# Stored entries:
-=-=-

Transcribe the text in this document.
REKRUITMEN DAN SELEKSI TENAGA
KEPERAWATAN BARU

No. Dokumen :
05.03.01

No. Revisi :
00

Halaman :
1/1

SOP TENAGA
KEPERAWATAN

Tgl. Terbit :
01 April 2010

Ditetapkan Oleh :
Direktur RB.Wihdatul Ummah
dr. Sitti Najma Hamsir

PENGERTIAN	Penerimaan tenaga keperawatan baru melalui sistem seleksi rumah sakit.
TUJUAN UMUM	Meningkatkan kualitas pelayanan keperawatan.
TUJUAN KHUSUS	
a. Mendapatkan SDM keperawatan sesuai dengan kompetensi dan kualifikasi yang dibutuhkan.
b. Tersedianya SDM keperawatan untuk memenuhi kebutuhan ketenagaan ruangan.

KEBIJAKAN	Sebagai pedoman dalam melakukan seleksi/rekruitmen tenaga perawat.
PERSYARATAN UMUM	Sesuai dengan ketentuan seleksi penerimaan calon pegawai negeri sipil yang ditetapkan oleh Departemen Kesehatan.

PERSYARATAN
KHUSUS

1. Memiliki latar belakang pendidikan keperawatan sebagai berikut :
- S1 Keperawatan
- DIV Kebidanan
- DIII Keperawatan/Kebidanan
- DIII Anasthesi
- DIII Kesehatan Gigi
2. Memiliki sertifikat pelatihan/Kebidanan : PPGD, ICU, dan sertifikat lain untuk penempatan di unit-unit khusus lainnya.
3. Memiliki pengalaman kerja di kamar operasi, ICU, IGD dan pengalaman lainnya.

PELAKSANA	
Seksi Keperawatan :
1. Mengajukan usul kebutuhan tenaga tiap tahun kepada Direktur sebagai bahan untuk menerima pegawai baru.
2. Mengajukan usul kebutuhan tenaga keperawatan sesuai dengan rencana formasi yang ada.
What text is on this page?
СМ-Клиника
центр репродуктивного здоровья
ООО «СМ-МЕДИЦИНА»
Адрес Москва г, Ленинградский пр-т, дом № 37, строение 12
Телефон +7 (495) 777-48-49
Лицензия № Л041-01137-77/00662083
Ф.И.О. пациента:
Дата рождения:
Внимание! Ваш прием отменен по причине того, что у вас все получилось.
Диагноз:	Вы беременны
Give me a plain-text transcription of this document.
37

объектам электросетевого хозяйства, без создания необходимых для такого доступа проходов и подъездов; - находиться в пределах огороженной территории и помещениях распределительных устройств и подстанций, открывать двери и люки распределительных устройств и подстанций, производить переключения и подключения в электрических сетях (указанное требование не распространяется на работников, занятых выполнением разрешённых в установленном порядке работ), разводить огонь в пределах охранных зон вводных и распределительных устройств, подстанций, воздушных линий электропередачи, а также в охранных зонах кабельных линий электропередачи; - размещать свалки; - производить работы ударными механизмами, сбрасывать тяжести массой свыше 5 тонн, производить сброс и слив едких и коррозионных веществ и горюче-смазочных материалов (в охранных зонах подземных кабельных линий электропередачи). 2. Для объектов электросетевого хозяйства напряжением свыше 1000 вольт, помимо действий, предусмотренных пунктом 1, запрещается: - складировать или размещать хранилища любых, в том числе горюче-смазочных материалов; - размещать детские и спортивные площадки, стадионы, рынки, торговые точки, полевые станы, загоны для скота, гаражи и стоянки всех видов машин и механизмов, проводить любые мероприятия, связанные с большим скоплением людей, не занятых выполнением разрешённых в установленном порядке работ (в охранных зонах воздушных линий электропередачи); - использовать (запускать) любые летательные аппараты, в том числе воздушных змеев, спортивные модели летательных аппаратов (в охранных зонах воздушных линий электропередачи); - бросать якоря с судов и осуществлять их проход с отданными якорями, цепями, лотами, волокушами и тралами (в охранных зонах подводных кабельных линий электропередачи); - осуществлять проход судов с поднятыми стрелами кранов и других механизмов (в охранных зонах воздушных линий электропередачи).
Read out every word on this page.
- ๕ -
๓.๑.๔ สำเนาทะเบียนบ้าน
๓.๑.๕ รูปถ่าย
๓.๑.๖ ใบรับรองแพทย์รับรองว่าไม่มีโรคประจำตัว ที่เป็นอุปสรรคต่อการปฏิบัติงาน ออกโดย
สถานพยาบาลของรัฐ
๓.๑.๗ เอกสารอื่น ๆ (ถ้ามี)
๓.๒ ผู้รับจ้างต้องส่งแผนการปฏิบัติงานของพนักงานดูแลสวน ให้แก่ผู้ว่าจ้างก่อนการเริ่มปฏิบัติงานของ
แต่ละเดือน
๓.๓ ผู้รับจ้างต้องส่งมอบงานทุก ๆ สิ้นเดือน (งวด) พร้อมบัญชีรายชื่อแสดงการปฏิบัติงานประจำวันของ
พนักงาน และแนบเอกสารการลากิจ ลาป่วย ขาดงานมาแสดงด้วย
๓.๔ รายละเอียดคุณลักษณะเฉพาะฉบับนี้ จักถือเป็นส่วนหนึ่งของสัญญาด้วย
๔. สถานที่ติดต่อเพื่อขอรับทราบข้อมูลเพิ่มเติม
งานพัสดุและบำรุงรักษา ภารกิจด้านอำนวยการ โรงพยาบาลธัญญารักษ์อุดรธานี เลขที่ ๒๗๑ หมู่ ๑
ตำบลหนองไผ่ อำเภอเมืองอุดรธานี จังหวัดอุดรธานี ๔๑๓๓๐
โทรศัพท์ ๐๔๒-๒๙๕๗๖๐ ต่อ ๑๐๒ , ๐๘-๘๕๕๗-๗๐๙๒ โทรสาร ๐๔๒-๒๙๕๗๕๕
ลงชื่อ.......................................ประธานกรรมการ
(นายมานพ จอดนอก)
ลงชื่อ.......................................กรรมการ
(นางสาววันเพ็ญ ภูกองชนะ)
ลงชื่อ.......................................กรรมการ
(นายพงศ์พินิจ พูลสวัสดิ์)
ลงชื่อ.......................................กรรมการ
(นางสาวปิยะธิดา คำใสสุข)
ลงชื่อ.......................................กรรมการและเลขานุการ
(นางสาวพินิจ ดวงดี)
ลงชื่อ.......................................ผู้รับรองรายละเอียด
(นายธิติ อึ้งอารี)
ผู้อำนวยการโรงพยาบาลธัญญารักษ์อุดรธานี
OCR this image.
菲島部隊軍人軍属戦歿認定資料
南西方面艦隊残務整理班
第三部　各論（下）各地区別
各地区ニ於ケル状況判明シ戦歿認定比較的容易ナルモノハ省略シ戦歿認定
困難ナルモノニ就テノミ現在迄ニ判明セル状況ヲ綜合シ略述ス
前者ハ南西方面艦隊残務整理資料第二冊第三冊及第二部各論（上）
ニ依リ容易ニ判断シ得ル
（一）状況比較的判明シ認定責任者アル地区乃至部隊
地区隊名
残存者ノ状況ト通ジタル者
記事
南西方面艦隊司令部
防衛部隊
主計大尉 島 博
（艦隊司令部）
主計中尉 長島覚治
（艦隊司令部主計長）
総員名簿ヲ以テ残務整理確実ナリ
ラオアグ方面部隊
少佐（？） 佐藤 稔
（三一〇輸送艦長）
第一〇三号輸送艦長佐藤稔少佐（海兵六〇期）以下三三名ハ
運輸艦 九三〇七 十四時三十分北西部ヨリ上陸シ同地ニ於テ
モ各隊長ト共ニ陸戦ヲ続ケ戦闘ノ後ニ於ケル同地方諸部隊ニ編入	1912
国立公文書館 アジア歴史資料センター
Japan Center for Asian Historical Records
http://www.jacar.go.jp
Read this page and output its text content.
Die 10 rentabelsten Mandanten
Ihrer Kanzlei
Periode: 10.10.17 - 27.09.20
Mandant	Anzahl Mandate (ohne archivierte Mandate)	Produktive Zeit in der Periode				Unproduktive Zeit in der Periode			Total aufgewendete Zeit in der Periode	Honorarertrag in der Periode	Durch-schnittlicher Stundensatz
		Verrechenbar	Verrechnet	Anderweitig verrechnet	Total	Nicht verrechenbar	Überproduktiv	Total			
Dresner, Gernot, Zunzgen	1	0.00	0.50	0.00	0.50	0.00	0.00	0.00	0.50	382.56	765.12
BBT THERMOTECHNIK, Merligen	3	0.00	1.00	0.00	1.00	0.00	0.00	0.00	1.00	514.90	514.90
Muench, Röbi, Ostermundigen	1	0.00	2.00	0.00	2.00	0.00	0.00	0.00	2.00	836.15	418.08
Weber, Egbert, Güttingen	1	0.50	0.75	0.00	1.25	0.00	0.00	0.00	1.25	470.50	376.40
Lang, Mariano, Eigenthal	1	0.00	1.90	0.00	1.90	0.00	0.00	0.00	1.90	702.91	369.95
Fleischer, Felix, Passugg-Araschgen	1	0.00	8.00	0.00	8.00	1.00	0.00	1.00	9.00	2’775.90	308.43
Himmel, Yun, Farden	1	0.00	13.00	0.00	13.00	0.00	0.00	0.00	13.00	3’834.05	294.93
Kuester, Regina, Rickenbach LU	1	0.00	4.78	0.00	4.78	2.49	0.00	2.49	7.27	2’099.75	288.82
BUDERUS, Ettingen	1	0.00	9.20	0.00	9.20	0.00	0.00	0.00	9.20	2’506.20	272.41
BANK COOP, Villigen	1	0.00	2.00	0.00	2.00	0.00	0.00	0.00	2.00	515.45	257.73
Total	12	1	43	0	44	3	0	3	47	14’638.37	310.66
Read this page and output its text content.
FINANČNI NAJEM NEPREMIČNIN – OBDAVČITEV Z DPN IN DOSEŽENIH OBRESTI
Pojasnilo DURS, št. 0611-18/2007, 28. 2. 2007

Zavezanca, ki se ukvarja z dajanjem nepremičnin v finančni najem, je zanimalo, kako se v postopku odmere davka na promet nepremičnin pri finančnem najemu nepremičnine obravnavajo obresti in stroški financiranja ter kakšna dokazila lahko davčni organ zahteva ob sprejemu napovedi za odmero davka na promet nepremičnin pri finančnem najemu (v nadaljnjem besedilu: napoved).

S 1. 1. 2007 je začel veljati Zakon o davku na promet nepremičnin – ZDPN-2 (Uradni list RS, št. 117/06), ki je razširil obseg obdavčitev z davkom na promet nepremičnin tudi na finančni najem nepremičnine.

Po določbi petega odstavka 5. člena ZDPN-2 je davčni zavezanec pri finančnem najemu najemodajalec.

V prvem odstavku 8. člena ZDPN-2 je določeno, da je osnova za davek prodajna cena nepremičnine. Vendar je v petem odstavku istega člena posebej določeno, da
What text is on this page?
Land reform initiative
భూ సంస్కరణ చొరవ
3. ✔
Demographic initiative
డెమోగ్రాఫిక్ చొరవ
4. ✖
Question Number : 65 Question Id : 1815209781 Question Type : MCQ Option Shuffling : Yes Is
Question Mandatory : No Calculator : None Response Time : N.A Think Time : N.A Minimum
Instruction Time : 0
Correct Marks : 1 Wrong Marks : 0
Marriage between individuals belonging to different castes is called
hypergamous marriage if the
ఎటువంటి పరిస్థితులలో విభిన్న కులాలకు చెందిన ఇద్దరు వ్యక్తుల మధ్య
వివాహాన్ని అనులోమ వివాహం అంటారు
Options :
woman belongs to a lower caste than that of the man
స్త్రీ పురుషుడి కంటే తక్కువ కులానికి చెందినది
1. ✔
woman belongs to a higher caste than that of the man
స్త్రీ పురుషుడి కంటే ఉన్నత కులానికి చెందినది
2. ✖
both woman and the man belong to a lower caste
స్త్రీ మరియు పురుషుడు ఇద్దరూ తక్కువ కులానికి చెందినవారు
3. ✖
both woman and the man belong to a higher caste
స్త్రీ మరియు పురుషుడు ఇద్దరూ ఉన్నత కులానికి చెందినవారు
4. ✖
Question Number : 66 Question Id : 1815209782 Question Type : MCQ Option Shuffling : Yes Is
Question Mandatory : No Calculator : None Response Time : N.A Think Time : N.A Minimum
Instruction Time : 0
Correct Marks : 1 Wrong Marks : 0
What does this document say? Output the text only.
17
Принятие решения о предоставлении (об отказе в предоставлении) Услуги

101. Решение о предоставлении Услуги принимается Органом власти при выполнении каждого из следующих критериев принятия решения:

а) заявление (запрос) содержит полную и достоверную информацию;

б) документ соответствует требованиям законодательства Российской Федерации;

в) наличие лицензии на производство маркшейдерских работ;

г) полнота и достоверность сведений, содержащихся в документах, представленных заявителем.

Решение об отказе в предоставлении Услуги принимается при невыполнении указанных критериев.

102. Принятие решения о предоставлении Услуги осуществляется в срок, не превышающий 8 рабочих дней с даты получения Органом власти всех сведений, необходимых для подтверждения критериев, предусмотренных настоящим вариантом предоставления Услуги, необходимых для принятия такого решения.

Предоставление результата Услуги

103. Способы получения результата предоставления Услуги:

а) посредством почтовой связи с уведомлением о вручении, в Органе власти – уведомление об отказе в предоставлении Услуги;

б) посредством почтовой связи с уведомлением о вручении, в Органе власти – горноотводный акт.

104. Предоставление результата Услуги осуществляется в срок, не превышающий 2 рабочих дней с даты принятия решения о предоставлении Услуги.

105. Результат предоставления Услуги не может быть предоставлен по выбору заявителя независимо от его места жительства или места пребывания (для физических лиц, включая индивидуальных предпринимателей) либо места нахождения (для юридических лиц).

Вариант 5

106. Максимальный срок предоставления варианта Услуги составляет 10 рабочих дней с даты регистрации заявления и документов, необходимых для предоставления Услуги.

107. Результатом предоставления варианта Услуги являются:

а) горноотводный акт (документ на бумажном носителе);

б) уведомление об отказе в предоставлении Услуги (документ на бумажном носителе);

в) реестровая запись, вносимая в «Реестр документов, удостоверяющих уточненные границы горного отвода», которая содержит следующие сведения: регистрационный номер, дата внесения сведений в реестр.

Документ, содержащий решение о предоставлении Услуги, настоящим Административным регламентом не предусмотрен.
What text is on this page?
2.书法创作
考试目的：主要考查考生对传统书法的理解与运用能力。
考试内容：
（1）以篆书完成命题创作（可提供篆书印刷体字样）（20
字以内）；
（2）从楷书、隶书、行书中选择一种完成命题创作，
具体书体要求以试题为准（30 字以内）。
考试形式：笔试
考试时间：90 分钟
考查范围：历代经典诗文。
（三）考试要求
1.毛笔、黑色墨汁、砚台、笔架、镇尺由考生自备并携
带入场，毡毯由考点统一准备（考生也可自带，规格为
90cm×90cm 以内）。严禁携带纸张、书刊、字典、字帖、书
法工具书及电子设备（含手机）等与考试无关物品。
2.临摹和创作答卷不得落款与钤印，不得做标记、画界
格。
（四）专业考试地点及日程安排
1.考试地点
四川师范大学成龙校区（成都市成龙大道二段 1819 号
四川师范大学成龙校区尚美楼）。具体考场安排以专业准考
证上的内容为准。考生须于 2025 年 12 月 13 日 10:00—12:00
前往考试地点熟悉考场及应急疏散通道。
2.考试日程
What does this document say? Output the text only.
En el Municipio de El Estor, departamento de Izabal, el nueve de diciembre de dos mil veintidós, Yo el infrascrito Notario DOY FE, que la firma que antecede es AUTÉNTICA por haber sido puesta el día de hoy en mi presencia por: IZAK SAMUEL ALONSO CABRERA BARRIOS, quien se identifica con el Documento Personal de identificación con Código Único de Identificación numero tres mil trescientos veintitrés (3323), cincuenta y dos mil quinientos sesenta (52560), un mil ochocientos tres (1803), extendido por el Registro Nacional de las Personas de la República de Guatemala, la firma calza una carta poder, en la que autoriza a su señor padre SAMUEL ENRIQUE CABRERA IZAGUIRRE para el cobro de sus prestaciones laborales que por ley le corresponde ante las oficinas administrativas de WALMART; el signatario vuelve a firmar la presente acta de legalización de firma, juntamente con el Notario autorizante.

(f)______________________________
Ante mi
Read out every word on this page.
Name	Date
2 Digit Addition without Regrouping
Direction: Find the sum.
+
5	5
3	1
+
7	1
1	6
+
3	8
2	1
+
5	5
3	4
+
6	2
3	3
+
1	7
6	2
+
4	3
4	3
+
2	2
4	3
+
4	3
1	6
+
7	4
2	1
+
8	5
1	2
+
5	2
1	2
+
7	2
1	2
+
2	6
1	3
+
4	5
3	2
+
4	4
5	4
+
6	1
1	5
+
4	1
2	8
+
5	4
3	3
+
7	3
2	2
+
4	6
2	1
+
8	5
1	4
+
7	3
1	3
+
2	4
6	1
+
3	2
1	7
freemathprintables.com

-=-=-

Only a number is wanted: how many lines of the material include the word "бумажном".

# Exercise response:
2